• SHORT EXERCISE: Only lines holding the string "Indian" are wanted; copy each one from the material.

(Recorded data)
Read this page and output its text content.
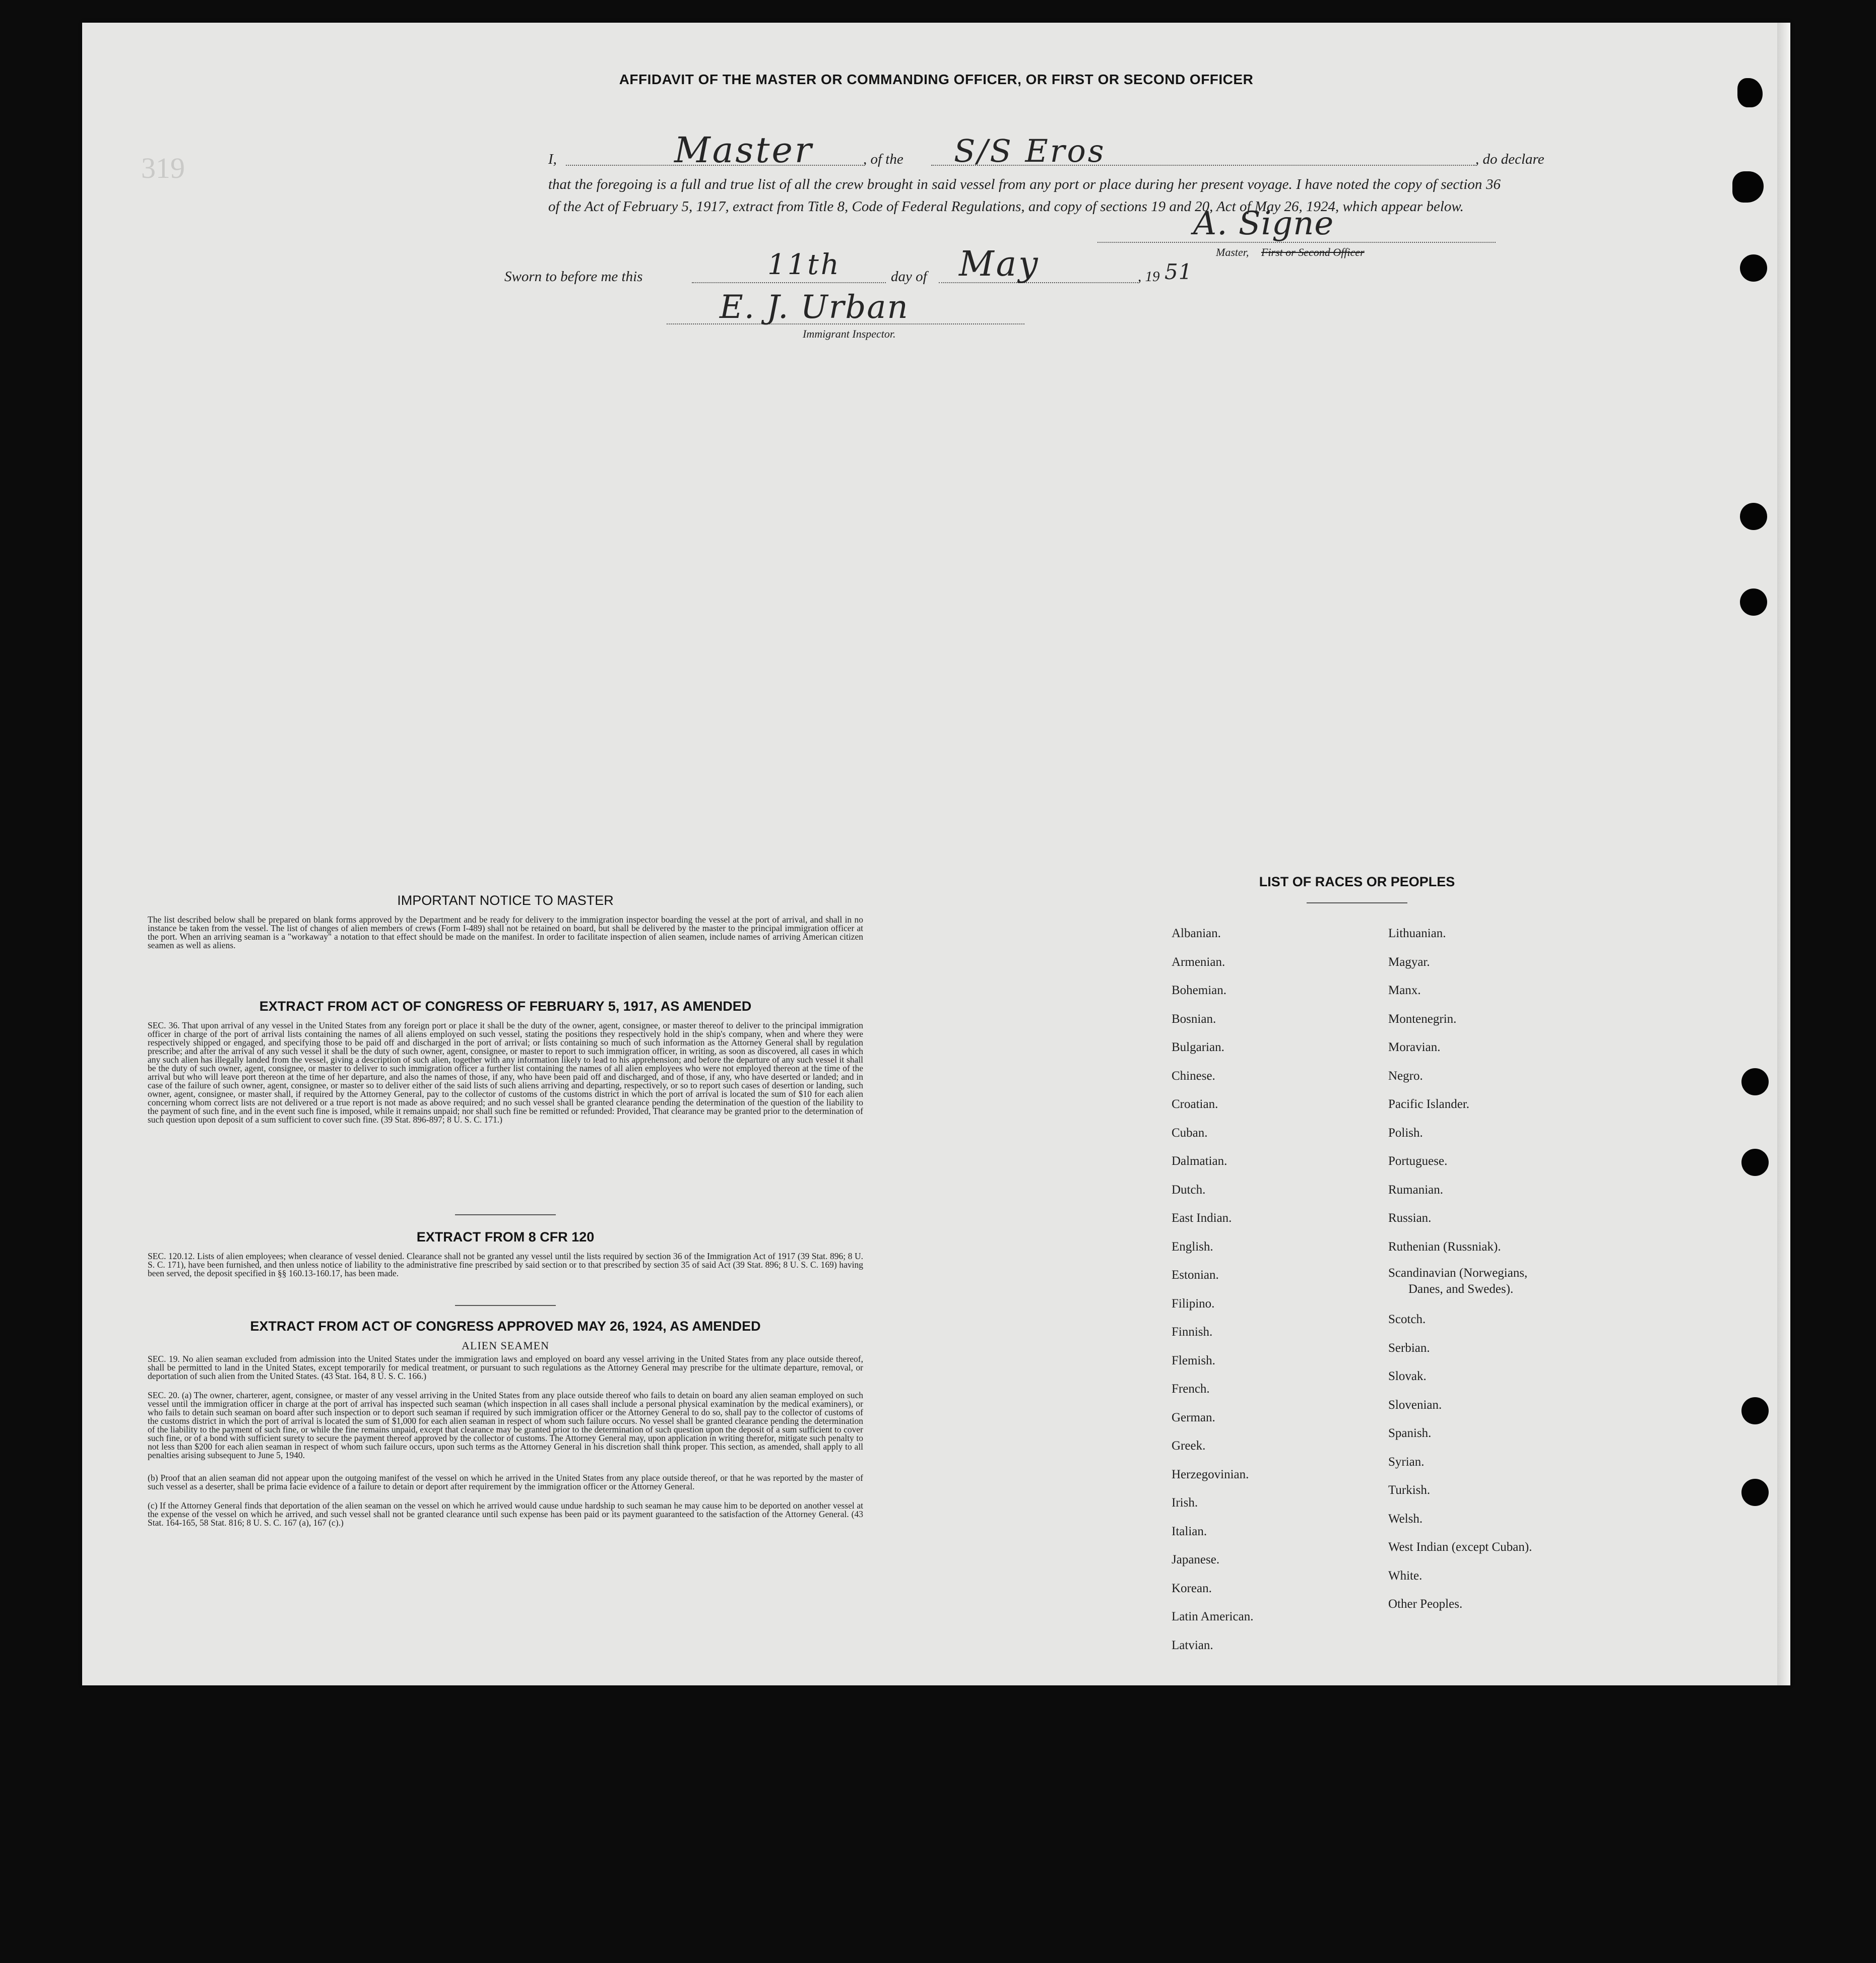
319
AFFIDAVIT OF THE MASTER OR COMMANDING OFFICER, OR FIRST OR SECOND OFFICER
I,	Master	, of the S/S Eros	, do declare
that the foregoing is a full and true list of all the crew brought in said vessel from any port or place during her present voyage. I have noted the copy of section 36 of the Act of February 5, 1917, extract from Title 8, Code of Federal Regulations, and copy of sections 19 and 20, Act of May 26, 1924, which appear below.
A. Signe
Master, First or Second Officer
Sworn to before me this	11th	day of May	, 19 51
E. J. Urban
Immigrant Inspector.
IMPORTANT NOTICE TO MASTER
The list described below shall be prepared on blank forms approved by the Department and be ready for delivery to the immigration inspector boarding the vessel at the port of arrival, and shall in no instance be taken from the vessel. The list of changes of alien members of crews (Form I-489) shall not be retained on board, but shall be delivered by the master to the principal immigration officer at the port. When an arriving seaman is a "workaway" a notation to that effect should be made on the manifest. In order to facilitate inspection of alien seamen, include names of arriving American citizen seamen as well as aliens.
EXTRACT FROM ACT OF CONGRESS OF FEBRUARY 5, 1917, AS AMENDED
SEC. 36. That upon arrival of any vessel in the United States from any foreign port or place it shall be the duty of the owner, agent, consignee, or master thereof to deliver to the principal immigration officer in charge of the port of arrival lists containing the names of all aliens employed on such vessel, stating the positions they respectively hold in the ship's company, when and where they were respectively shipped or engaged, and specifying those to be paid off and discharged in the port of arrival; or lists containing so much of such information as the Attorney General shall by regulation prescribe; and after the arrival of any such vessel it shall be the duty of such owner, agent, consignee, or master to report to such immigration officer, in writing, as soon as discovered, all cases in which any such alien has illegally landed from the vessel, giving a description of such alien, together with any information likely to lead to his apprehension; and before the departure of any such vessel it shall be the duty of such owner, agent, consignee, or master to deliver to such immigration officer a further list containing the names of all alien employees who were not employed thereon at the time of the arrival but who will leave port thereon at the time of her departure, and also the names of those, if any, who have been paid off and discharged, and of those, if any, who have deserted or landed; and in case of the failure of such owner, agent, consignee, or master so to deliver either of the said lists of such aliens arriving and departing, respectively, or so to report such cases of desertion or landing, such owner, agent, consignee, or master shall, if required by the Attorney General, pay to the collector of customs of the customs district in which the port of arrival is located the sum of $10 for each alien concerning whom correct lists are not delivered or a true report is not made as above required; and no such vessel shall be granted clearance pending the determination of the question of the liability to the payment of such fine, and in the event such fine is imposed, while it remains unpaid; nor shall such fine be remitted or refunded: Provided, That clearance may be granted prior to the determination of such question upon deposit of a sum sufficient to cover such fine. (39 Stat. 896-897; 8 U. S. C. 171.)
EXTRACT FROM 8 CFR 120
SEC. 120.12. Lists of alien employees; when clearance of vessel denied. Clearance shall not be granted any vessel until the lists required by section 36 of the Immigration Act of 1917 (39 Stat. 896; 8 U. S. C. 171), have been furnished, and then unless notice of liability to the administrative fine prescribed by said section or to that prescribed by section 35 of said Act (39 Stat. 896; 8 U. S. C. 169) having been served, the deposit specified in §§ 160.13-160.17, has been made.
EXTRACT FROM ACT OF CONGRESS APPROVED MAY 26, 1924, AS AMENDED
ALIEN SEAMEN
SEC. 19. No alien seaman excluded from admission into the United States under the immigration laws and employed on board any vessel arriving in the United States from any place outside thereof, shall be permitted to land in the United States, except temporarily for medical treatment, or pursuant to such regulations as the Attorney General may prescribe for the ultimate departure, removal, or deportation of such alien from the United States. (43 Stat. 164, 8 U. S. C. 166.)
SEC. 20. (a) The owner, charterer, agent, consignee, or master of any vessel arriving in the United States from any place outside thereof who fails to detain on board any alien seaman employed on such vessel until the immigration officer in charge at the port of arrival has inspected such seaman (which inspection in all cases shall include a personal physical examination by the medical examiners), or who fails to detain such seaman on board after such inspection or to deport such seaman if required by such immigration officer or the Attorney General to do so, shall pay to the collector of customs of the customs district in which the port of arrival is located the sum of $1,000 for each alien seaman in respect of whom such failure occurs. No vessel shall be granted clearance pending the determination of the liability to the payment of such fine, or while the fine remains unpaid, except that clearance may be granted prior to the determination of such question upon the deposit of a sum sufficient to cover such fine, or of a bond with sufficient surety to secure the payment thereof approved by the collector of customs. The Attorney General may, upon application in writing therefor, mitigate such penalty to not less than $200 for each alien seaman in respect of whom such failure occurs, upon such terms as the Attorney General in his discretion shall think proper. This section, as amended, shall apply to all penalties arising subsequent to June 5, 1940.
(b) Proof that an alien seaman did not appear upon the outgoing manifest of the vessel on which he arrived in the United States from any place outside thereof, or that he was reported by the master of such vessel as a deserter, shall be prima facie evidence of a failure to detain or deport after requirement by the immigration officer or the Attorney General.
(c) If the Attorney General finds that deportation of the alien seaman on the vessel on which he arrived would cause undue hardship to such seaman he may cause him to be deported on another vessel at the expense of the vessel on which he arrived, and such vessel shall not be granted clearance until such expense has been paid or its payment guaranteed to the satisfaction of the Attorney General. (43 Stat. 164-165, 58 Stat. 816; 8 U. S. C. 167 (a), 167 (c).)
LIST OF RACES OR PEOPLES
Albanian.
Armenian.
Bohemian.
Bosnian.
Bulgarian.
Chinese.
Croatian.
Cuban.
Dalmatian.
Dutch.
East Indian.
English.
Estonian.
Filipino.
Finnish.
Flemish.
French.
German.
Greek.
Herzegovinian.
Irish.
Italian.
Japanese.
Korean.
Latin American.
Latvian.
Lithuanian.
Magyar.
Manx.
Montenegrin.
Moravian.
Negro.
Pacific Islander.
Polish.
Portuguese.
Rumanian.
Russian.
Ruthenian (Russniak).
Scandinavian (Norwegians,
Danes, and Swedes).
Scotch.
Serbian.
Slovak.
Slovenian.
Spanish.
Syrian.
Turkish.
Welsh.
West Indian (except Cuban).
White.
Other Peoples.
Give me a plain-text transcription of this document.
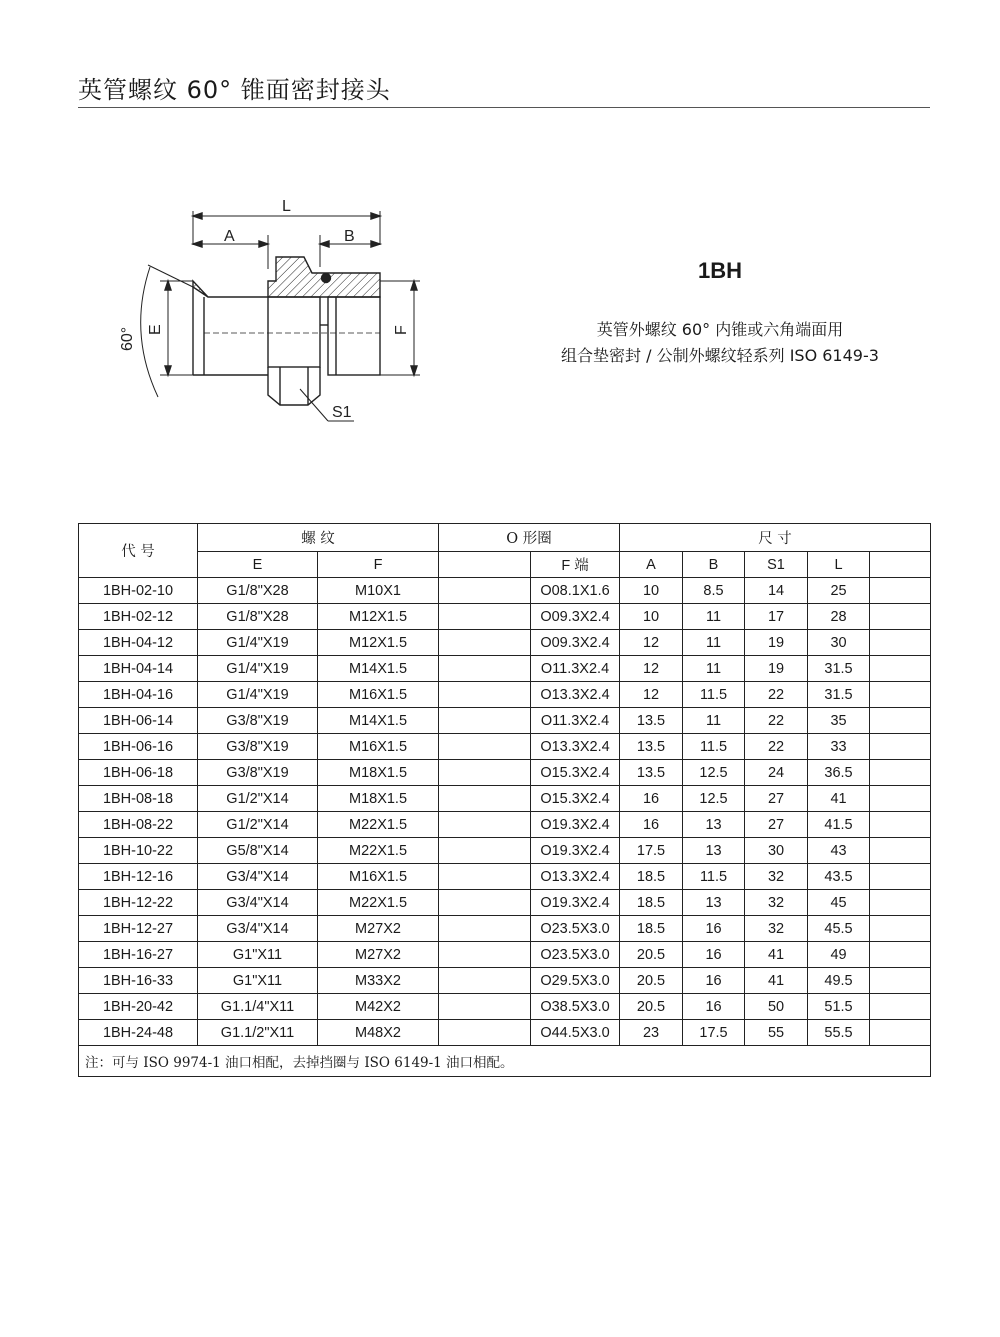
英管螺纹 60° 锥面密封接头
L
A	B
E	F
S1
60°
1BH
英管外螺纹 60° 内锥或六角端面用
组合垫密封 / 公制外螺纹轻系列 ISO 6149-3
代 号	螺 纹		O 形圈		尺 寸				
	E	F		F 端	A	B	S1	L	
1BH-02-10	G1/8"X28	M10X1		O08.1X1.6	10	8.5	14	25	
1BH-02-12	G1/8"X28	M12X1.5		O09.3X2.4	10	11	17	28	
1BH-04-12	G1/4"X19	M12X1.5		O09.3X2.4	12	11	19	30	
1BH-04-14	G1/4"X19	M14X1.5		O11.3X2.4	12	11	19	31.5	
1BH-04-16	G1/4"X19	M16X1.5		O13.3X2.4	12	11.5	22	31.5	
1BH-06-14	G3/8"X19	M14X1.5		O11.3X2.4	13.5	11	22	35	
1BH-06-16	G3/8"X19	M16X1.5		O13.3X2.4	13.5	11.5	22	33	
1BH-06-18	G3/8"X19	M18X1.5		O15.3X2.4	13.5	12.5	24	36.5	
1BH-08-18	G1/2"X14	M18X1.5		O15.3X2.4	16	12.5	27	41	
1BH-08-22	G1/2"X14	M22X1.5		O19.3X2.4	16	13	27	41.5	
1BH-10-22	G5/8"X14	M22X1.5		O19.3X2.4	17.5	13	30	43	
1BH-12-16	G3/4"X14	M16X1.5		O13.3X2.4	18.5	11.5	32	43.5	
1BH-12-22	G3/4"X14	M22X1.5		O19.3X2.4	18.5	13	32	45	
1BH-12-27	G3/4"X14	M27X2		O23.5X3.0	18.5	16	32	45.5	
1BH-16-27	G1"X11	M27X2		O23.5X3.0	20.5	16	41	49	
1BH-16-33	G1"X11	M33X2		O29.5X3.0	20.5	16	41	49.5	
1BH-20-42	G1.1/4"X11	M42X2		O38.5X3.0	20.5	16	50	51.5	
1BH-24-48	G1.1/2"X11	M48X2		O44.5X3.0	23	17.5	55	55.5	
注：可与 ISO 9974-1 油口相配，去掉挡圈与 ISO 6149-1 油口相配。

• RESPONSE:
East Indian.
West Indian (except Cuban).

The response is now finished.